Work to be completed -> Count, in the entries, the lines with "건축형식을". Answer with the number only.

Dataset ->
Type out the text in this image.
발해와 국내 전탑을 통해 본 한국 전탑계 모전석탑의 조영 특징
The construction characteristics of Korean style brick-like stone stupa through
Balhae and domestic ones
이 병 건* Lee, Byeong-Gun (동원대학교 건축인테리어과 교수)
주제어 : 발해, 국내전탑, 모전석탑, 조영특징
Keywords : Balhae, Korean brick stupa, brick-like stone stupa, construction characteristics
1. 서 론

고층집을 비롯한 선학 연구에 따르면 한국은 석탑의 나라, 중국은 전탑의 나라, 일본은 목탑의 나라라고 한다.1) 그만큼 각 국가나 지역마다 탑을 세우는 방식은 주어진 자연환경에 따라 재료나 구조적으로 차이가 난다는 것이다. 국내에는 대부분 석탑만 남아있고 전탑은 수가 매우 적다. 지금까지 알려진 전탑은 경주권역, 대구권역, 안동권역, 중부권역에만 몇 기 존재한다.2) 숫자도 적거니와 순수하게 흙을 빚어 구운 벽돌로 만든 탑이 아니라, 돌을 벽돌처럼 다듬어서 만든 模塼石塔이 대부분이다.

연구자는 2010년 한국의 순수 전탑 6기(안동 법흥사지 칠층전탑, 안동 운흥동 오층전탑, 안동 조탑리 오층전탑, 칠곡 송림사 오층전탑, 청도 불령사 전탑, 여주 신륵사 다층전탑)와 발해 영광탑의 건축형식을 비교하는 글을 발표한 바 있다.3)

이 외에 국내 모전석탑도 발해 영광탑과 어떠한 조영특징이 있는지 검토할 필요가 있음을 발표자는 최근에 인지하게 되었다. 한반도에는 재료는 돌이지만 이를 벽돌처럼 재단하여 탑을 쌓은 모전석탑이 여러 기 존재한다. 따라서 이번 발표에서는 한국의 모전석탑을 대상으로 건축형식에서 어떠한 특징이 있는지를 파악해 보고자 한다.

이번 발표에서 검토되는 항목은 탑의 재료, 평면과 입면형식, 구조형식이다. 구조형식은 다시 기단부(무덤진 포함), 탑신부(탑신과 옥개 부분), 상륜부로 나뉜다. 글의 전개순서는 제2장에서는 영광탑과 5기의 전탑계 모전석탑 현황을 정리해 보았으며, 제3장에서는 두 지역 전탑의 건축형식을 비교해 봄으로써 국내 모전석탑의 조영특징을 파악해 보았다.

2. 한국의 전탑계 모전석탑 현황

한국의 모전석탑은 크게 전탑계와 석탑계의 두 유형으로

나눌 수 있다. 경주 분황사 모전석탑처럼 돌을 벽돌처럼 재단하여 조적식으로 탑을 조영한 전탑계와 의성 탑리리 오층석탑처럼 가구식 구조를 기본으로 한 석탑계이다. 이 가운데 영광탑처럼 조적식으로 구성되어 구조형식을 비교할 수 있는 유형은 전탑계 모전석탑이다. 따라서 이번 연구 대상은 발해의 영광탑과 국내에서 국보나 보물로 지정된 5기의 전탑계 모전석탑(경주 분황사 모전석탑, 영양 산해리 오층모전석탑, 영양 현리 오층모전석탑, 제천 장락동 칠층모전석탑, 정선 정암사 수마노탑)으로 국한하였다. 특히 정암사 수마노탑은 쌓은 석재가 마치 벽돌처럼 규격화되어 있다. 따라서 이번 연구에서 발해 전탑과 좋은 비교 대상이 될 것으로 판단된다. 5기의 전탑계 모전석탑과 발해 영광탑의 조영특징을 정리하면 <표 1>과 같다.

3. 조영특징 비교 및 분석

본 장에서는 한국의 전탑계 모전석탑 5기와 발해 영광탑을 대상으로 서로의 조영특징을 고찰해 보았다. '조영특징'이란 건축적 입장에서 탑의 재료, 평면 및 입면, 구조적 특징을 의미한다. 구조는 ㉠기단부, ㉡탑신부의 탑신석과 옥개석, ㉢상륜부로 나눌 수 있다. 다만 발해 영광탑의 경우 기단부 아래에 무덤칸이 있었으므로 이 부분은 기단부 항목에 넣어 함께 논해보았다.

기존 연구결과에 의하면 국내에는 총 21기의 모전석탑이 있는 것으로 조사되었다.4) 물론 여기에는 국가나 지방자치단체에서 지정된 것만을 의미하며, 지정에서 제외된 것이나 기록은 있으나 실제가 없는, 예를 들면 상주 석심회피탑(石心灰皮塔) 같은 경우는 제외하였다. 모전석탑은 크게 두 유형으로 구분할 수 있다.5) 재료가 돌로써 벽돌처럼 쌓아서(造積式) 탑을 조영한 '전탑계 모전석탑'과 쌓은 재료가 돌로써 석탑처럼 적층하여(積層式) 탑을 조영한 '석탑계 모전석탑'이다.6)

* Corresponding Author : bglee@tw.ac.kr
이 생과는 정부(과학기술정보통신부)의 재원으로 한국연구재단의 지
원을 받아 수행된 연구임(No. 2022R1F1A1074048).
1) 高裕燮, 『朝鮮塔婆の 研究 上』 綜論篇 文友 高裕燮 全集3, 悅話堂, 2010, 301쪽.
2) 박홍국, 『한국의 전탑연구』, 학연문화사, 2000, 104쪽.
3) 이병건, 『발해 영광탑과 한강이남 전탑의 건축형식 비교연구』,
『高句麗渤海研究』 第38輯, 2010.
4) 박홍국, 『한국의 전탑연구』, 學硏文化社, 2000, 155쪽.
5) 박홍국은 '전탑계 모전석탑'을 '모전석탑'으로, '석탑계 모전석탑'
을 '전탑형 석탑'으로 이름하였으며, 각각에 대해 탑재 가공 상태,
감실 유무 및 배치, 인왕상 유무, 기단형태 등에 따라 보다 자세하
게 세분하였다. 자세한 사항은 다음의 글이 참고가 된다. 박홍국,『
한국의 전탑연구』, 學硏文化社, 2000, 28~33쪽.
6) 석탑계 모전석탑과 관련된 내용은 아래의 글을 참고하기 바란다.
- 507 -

Exercise answer -> 2